[Excerpt to read]
Start of Block
When to Switch Tools
ADHD gets bored. Sometimes you need a new tool not because the old one failed, but because you need novelty. That’s okay.
Signs it’s time to switch:
Haven’t opened it in 2+ weeks despite reminders
Using it feels like punishment instead of help
Your needs changed (new job, medication adjustment, life shift)
You’ve completely outgrown its features
ADHD Task Manager FAQs
Why do I keep abandoning task managers?
Because they weren’t designed for ADHD brains. They assume you have reliable executive function, can remember to check them, can prioritize naturally, and don’t need external working memory. When a tool doesn’t accommodate your brain, abandoning it is logical—not a personal failure.
What’s the best free task manager for ADHD?
Goblin Tools (web) is completely free and solves task breakdown. TickTick and Todoist have functional free plans. Sorted³ is free forever with PRO features as optional one-time purchase. However, free plans often lack features ADHD brains need (reminders, calendar views, automation).
Should I use a simple or complex task manager with ADHD?
Depends on your ADHD profile. If you need structure and get overwhelmed easily, go simple (Todoist, Things 3, Llama Life). If you get bored easily and need novelty/customization, go complex (Amazing Marvin, TickTick). Most ADHD folks do better starting simple, then upgrading complexity as needed.
How do I remember to check my task manager?
Object permanence is real. Strategies that work:
Widget on phone home screen (visual reminder)
Morning routine trigger (”after coffee, open task manager”)
Scheduled notification at consistent time (9am daily)
Pair with existing habit (”after breakfast, review tasks”)
Use Apple Watch/wearable for persistent visibility
Can task managers help with executive dysfunction?
Yes, when they do the executive function for you. rivva’s Nia handles planning and prioritizing. Goblin Tools breaks down overwhelming tasks. Amazing Marvin’s Procrastination Wizard identifies why you’re stuck. The key is finding tools that don’t require the executive function you’re struggling with.
End of Block
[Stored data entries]
Start of Block
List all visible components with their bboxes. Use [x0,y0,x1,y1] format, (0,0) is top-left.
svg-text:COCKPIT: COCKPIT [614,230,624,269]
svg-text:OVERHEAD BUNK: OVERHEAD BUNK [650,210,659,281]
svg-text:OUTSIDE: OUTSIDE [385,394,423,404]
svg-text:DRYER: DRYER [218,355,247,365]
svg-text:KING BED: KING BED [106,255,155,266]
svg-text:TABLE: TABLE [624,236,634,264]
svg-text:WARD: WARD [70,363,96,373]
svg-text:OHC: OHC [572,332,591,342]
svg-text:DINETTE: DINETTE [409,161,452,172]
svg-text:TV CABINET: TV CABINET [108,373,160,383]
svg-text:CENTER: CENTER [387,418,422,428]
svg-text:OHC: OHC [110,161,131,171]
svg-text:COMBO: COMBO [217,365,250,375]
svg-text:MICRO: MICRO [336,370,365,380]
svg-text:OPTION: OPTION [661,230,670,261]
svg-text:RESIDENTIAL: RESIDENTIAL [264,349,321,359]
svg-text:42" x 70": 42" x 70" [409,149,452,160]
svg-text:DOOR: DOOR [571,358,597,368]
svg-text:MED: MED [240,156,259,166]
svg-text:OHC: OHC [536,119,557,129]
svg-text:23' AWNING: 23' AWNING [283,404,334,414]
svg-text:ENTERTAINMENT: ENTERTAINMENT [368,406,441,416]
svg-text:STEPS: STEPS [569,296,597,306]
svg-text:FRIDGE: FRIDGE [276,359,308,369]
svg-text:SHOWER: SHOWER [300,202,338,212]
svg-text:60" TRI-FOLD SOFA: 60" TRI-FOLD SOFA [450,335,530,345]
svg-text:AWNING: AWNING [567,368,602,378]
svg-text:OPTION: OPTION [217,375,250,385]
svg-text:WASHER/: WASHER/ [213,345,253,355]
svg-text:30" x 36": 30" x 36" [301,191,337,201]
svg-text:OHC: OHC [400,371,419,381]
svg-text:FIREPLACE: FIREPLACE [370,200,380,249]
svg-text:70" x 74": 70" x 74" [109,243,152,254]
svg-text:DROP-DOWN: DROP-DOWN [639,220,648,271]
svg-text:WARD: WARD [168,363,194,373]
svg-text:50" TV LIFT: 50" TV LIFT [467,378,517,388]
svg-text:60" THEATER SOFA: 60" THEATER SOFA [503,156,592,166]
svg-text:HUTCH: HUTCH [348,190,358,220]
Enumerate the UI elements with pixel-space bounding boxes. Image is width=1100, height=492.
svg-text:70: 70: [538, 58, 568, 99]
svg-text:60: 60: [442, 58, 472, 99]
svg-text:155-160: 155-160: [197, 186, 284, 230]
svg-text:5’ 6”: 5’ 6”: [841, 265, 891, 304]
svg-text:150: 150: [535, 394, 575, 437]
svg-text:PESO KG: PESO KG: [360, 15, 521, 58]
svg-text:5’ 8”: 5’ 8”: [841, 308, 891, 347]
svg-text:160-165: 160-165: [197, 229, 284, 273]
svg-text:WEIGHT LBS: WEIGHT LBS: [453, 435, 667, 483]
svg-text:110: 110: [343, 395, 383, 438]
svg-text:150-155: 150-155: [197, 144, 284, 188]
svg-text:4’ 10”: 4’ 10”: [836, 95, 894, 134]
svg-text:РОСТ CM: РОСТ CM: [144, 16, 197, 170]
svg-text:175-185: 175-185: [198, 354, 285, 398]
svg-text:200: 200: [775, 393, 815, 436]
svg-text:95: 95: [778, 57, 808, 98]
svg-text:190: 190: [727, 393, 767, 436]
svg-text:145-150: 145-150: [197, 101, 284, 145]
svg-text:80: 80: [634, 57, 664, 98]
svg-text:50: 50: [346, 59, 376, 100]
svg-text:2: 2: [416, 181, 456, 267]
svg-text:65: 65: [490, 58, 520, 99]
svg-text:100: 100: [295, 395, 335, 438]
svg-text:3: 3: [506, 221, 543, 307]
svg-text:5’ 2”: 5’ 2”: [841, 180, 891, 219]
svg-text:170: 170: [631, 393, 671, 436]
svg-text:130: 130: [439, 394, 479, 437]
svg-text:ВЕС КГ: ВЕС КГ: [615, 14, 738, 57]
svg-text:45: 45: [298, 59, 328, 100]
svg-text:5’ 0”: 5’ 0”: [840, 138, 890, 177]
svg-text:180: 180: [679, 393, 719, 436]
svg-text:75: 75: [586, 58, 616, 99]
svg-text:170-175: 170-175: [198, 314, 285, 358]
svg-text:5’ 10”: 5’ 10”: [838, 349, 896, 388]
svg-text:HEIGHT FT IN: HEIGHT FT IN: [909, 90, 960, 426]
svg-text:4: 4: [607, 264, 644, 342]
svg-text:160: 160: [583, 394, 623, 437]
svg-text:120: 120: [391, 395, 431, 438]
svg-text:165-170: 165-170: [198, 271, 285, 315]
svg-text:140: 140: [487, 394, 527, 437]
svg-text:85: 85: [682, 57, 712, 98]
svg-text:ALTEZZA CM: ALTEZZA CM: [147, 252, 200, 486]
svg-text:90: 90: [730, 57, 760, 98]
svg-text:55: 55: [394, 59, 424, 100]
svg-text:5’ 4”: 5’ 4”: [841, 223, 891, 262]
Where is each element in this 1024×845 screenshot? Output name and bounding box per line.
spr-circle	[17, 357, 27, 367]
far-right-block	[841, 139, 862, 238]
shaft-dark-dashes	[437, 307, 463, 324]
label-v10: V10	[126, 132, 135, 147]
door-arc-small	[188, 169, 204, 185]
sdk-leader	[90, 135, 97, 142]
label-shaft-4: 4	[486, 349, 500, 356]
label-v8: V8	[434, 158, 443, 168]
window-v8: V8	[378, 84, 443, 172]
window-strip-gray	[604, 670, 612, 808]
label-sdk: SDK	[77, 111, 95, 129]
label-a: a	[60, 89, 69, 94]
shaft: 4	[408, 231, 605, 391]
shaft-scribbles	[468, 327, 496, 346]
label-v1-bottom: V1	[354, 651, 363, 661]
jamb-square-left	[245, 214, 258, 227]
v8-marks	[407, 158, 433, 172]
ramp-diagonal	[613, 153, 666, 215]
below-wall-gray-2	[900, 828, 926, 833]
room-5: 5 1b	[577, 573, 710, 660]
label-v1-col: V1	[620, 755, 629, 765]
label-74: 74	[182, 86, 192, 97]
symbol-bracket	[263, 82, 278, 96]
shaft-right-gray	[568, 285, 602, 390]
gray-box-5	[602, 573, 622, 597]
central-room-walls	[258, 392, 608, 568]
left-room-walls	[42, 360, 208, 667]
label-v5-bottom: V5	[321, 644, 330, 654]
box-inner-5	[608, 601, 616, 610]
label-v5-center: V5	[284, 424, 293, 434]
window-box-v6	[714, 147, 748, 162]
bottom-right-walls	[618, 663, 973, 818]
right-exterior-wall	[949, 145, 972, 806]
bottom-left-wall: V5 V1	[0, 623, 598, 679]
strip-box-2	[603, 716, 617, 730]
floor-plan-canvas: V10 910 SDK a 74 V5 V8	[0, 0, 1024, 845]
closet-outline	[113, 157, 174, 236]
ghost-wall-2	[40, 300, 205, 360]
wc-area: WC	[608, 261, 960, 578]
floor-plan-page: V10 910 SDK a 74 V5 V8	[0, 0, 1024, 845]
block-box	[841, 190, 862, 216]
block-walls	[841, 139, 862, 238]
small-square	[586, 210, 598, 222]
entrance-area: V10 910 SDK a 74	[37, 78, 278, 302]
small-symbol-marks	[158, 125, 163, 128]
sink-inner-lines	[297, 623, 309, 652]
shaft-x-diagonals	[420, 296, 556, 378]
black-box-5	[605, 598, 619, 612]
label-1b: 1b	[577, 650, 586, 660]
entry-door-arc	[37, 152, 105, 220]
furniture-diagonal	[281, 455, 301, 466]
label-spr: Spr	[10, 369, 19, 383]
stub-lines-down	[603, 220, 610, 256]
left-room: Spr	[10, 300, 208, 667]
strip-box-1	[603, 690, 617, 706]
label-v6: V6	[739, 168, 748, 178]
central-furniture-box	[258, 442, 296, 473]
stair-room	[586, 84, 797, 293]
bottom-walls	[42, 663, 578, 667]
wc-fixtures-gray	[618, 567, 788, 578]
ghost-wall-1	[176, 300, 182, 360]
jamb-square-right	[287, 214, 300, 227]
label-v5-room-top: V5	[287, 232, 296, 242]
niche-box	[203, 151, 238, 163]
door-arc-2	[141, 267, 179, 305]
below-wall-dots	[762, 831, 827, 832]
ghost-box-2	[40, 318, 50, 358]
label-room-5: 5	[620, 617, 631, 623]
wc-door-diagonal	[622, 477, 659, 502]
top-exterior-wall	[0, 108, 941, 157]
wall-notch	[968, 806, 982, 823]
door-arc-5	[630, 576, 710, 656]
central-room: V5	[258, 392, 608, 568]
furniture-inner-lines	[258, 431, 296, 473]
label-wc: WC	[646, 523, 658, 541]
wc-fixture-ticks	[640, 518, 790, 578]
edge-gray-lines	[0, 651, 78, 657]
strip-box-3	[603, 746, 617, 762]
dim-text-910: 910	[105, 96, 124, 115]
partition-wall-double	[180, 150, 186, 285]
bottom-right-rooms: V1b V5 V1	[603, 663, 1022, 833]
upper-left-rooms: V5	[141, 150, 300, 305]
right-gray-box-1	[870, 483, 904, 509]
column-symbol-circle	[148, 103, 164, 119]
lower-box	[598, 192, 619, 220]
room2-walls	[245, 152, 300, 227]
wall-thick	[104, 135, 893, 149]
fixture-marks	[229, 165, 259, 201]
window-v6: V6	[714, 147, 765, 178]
End of Block
[Required action A] List the signs that it's time to switch tools given in the text on ADHD task managers above.
[Required action B] Extend the text on ADHD task managers, starting after its last sentence.

[Written answer A]
- Haven't opened it in 2+ weeks despite reminders
- Using it feels like punishment instead of help
- Your needs changed (new job, medication adjustment, life shift)
- You've completely outgrown its features

[Written answer B]
Do I need multiple task management tools?
Ideally no—app-switching creates friction and ADHD tax. But many ADHD people use 2-3 complementary tools: one for task management (rivva, Todoist), one for breakdown (Goblin Tools), one for focus (Llama Life). The key is they integrate well or serve distinct purposes without overlap.
What if I have ADHD and also need to manage work tasks?
Most tools here work for personal and professional tasks. rivva, TickTick, Todoist, and Sunsama all support multiple projects/workspaces. For collaborative work, TickTick and Todoist offer better team features. For strictly personal work management, any tool here works—just create separate projects/areas for work vs personal.
The Bottom Line: Your Tools Should Accommodate Your Brain
Your ADHD brain isn’t broken. It’s wired differently—with unique strengths like creativity, hyperfocus, and nonlinear thinking that neurotypical brains don’t have.
Traditional task managers were built for brains that work in straight lines, remember things reliably, and prioritize naturally. When those tools fail you, it’s not personal failure—it’s design failure.
The right ADHD task manager doesn’t demand you “get organized” or “build better habits.” It accommodates executive dysfunction. It visualizes time for time blindness. It captures thoughts before they disappear. It provides dopamine-friendly feedback. It adapts when plans inevitably change.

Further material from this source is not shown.